(AIM OF THE EXERCISE) Copy out each line below that has the word "friends" in it.

::: DATA FOR THE TASK

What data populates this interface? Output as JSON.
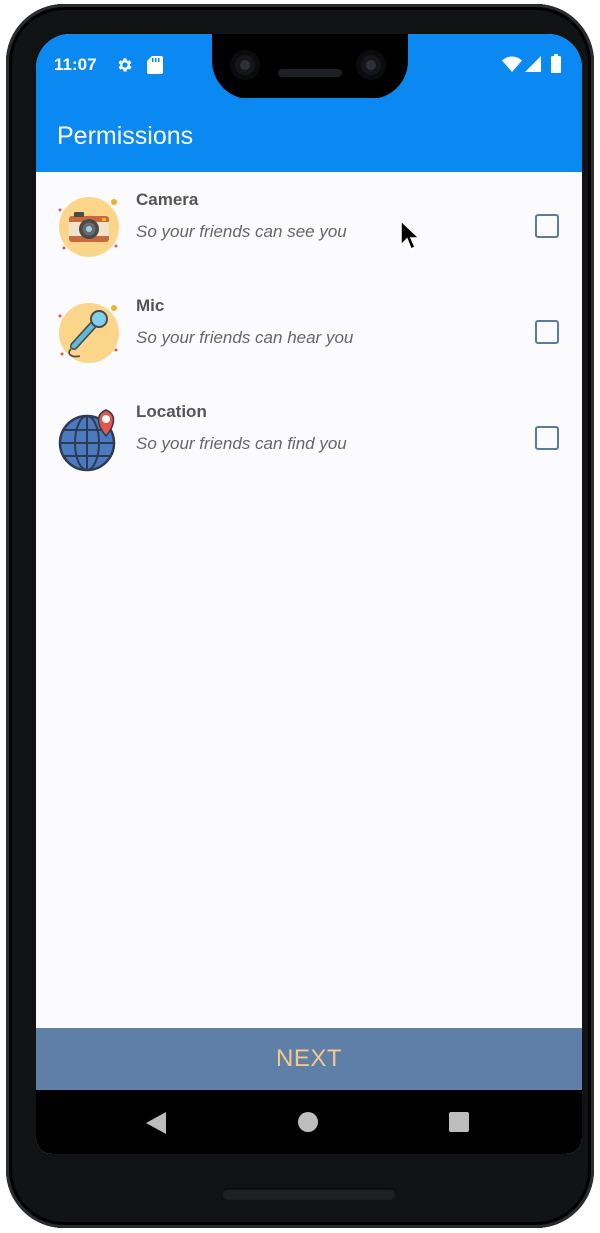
{
  "status_bar": {
    "time": "11:07",
    "left_icons": [
      "gear-icon",
      "sd-card-icon"
    ],
    "right_icons": [
      "wifi-icon",
      "signal-icon",
      "battery-icon"
    ]
  },
  "app_bar": {
    "title": "Permissions"
  },
  "permissions": [
    {
      "title": "Camera",
      "subtitle": "So your friends can see you",
      "icon": "camera-icon",
      "checked": false
    },
    {
      "title": "Mic",
      "subtitle": "So your friends can hear you",
      "icon": "microphone-icon",
      "checked": false
    },
    {
      "title": "Location",
      "subtitle": "So your friends can find you",
      "icon": "globe-location-icon",
      "checked": false
    }
  ],
  "next_button": {
    "label": "NEXT"
  },
  "colors": {
    "primary": "#0a89f2",
    "button_background": "#5e7fa8",
    "button_text": "#f4c98a",
    "checkbox_border": "#5a7aa0"
  },
  "nav_bar": {
    "icons": [
      "back-icon",
      "home-icon",
      "recents-icon"
    ]
  }
}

::::::

(ANSWER TO THIS PROBLEM)
      "subtitle": "So your friends can see you",
      "subtitle": "So your friends can hear you",
      "subtitle": "So your friends can find you",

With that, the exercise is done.